TASK DESCRIPTION: Find every line of the listing below where "button" appears, and copy it.

Stored items
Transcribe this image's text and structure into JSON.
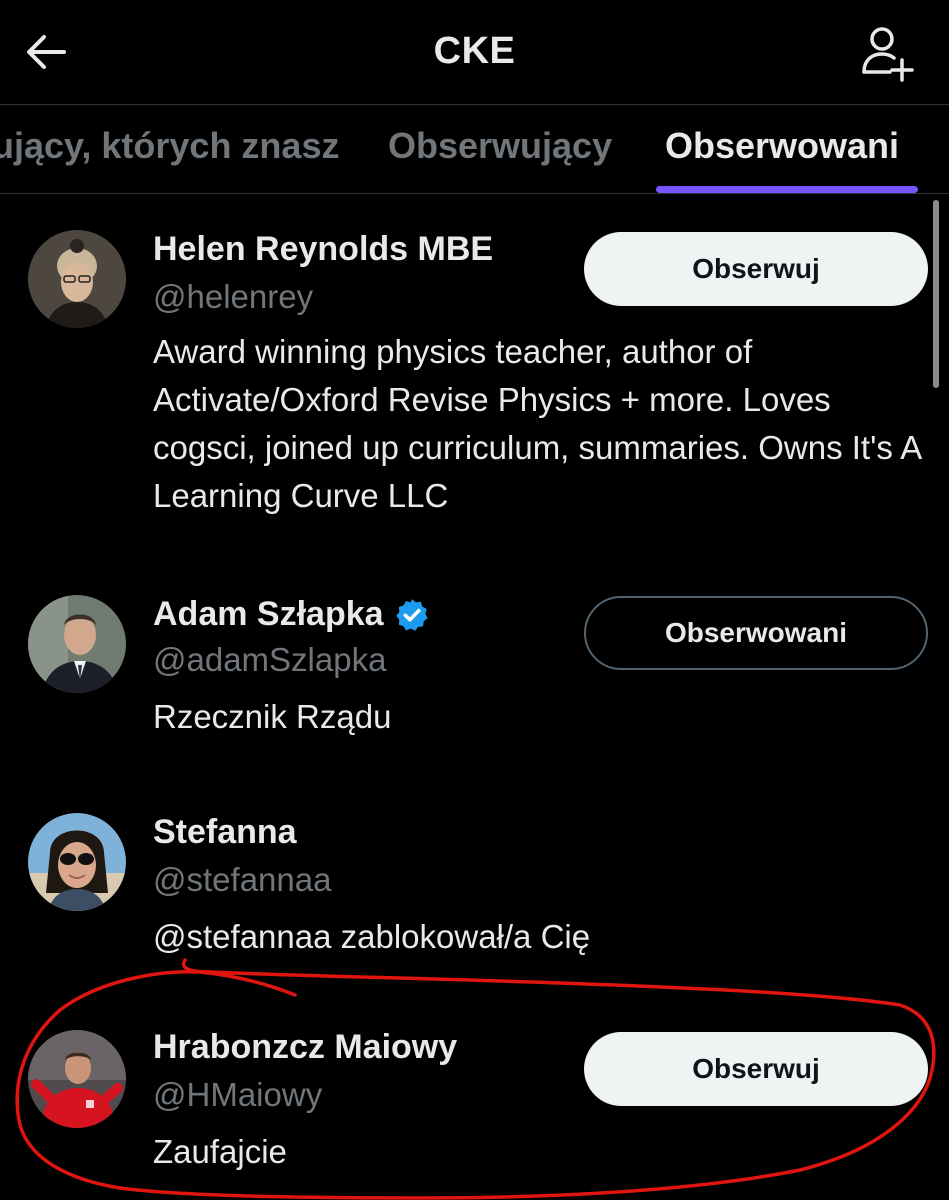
{
  "header": {
    "title": "CKE",
    "back_icon": "arrow-left-icon",
    "add_user_icon": "user-plus-icon"
  },
  "tabs": [
    {
      "label": "ujący, których znasz",
      "active": false
    },
    {
      "label": "Obserwujący",
      "active": false
    },
    {
      "label": "Obserwowani",
      "active": true
    }
  ],
  "colors": {
    "accent": "#7856ff",
    "verified": "#1d9bf0",
    "annotation": "#e0150f"
  },
  "users": [
    {
      "name": "Helen Reynolds MBE",
      "handle": "@helenrey",
      "verified": false,
      "bio": "Award winning physics teacher, author of Activate/Oxford Revise Physics + more. Loves cogsci, joined up curriculum, summaries. Owns It's A Learning Curve LLC",
      "button": "Obserwuj",
      "following": false
    },
    {
      "name": "Adam Szłapka",
      "handle": "@adamSzlapka",
      "verified": true,
      "bio": "Rzecznik Rządu",
      "button": "Obserwowani",
      "following": true
    },
    {
      "name": "Stefanna",
      "handle": "@stefannaa",
      "verified": false,
      "bio": "@stefannaa zablokował/a Cię",
      "button": null,
      "following": false
    },
    {
      "name": "Hrabonzcz Maiowy",
      "handle": "@HMaiowy",
      "verified": false,
      "bio": "Zaufajcie",
      "button": "Obserwuj",
      "following": false
    }
  ]
}
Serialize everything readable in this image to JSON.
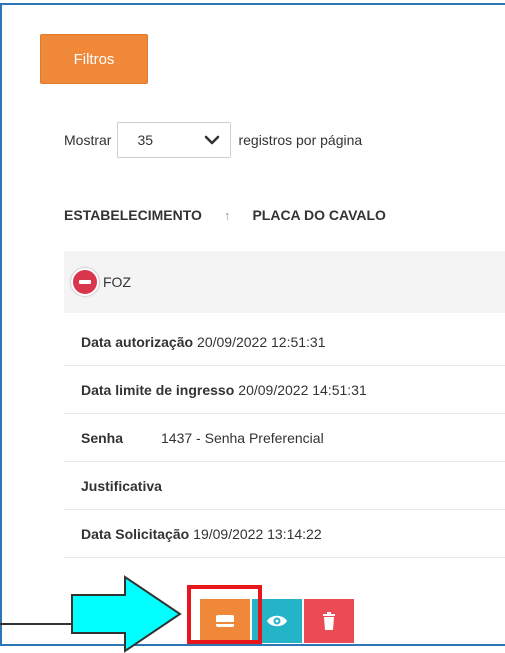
{
  "filters": {
    "label": "Filtros"
  },
  "page_length": {
    "prefix": "Mostrar",
    "value": "35",
    "suffix": "registros por página"
  },
  "table": {
    "columns": [
      "ESTABELECIMENTO",
      "PLACA DO CAVALO"
    ],
    "sort_indicator": "↑",
    "group": {
      "label": "FOZ"
    },
    "details": [
      {
        "label": "Data autorização",
        "value": "20/09/2022 12:51:31"
      },
      {
        "label": "Data limite de ingresso",
        "value": "20/09/2022 14:51:31"
      },
      {
        "label": "Senha",
        "value": "1437 - Senha Preferencial"
      },
      {
        "label": "Justificativa",
        "value": ""
      },
      {
        "label": "Data Solicitação",
        "value": "19/09/2022 13:14:22"
      }
    ]
  },
  "actions": [
    {
      "name": "edit-button",
      "icon": "card-icon",
      "color": "#f0883a"
    },
    {
      "name": "view-button",
      "icon": "eye-icon",
      "color": "#23b4c8"
    },
    {
      "name": "delete-button",
      "icon": "trash-icon",
      "color": "#ea4b55"
    }
  ],
  "colors": {
    "accent_orange": "#f0883a",
    "highlight_red": "#e8161b",
    "arrow_cyan": "#00ffff",
    "frame_blue": "#2e75b6"
  }
}
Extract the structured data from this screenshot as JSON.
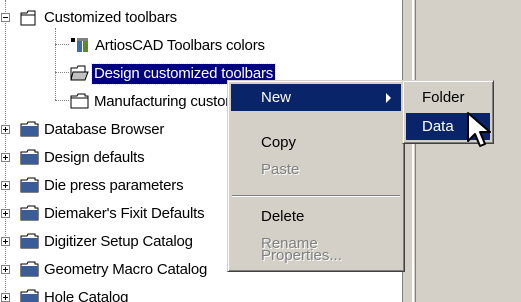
{
  "tree": {
    "items": [
      {
        "label": "Customized toolbars",
        "expander": "minus",
        "icon": "folder-open-icon"
      },
      {
        "label": "ArtiosCAD Toolbars colors",
        "icon": "toolbar-colors-icon"
      },
      {
        "label": "Design customized toolbars",
        "icon": "folder-open-icon",
        "selected": true
      },
      {
        "label": "Manufacturing customized toolbars",
        "icon": "folder-icon"
      },
      {
        "label": "Database Browser",
        "expander": "plus",
        "icon": "catalog-folder-icon"
      },
      {
        "label": "Design defaults",
        "expander": "plus",
        "icon": "catalog-folder-icon"
      },
      {
        "label": "Die press parameters",
        "expander": "plus",
        "icon": "catalog-folder-icon"
      },
      {
        "label": "Diemaker's Fixit Defaults",
        "expander": "plus",
        "icon": "catalog-folder-icon"
      },
      {
        "label": "Digitizer Setup Catalog",
        "expander": "plus",
        "icon": "catalog-folder-icon"
      },
      {
        "label": "Geometry Macro Catalog",
        "expander": "plus",
        "icon": "catalog-folder-icon"
      },
      {
        "label": "Hole Catalog",
        "expander": "plus",
        "icon": "catalog-folder-icon"
      }
    ]
  },
  "context_menu": {
    "items": [
      {
        "label": "New",
        "submenu": true,
        "active": true
      },
      {
        "label": "Copy"
      },
      {
        "label": "Paste",
        "disabled": true
      },
      {
        "label": "Delete"
      },
      {
        "label": "Rename",
        "disabled": true
      },
      {
        "label": "Properties...",
        "disabled": true
      }
    ]
  },
  "submenu": {
    "items": [
      {
        "label": "Folder"
      },
      {
        "label": "Data",
        "active": true
      }
    ]
  },
  "colors": {
    "selection": "#000080",
    "menu_highlight": "#0a246a",
    "menu_background": "#d4d0c8",
    "disabled_text": "#808080"
  }
}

ANSWER:
      "button": "Obserwuj",
      "button": "Obserwowani",
      "button": null,
      "button": "Obserwuj",
      "name": "edit-button",
      "name": "view-button",
      "name": "delete-button",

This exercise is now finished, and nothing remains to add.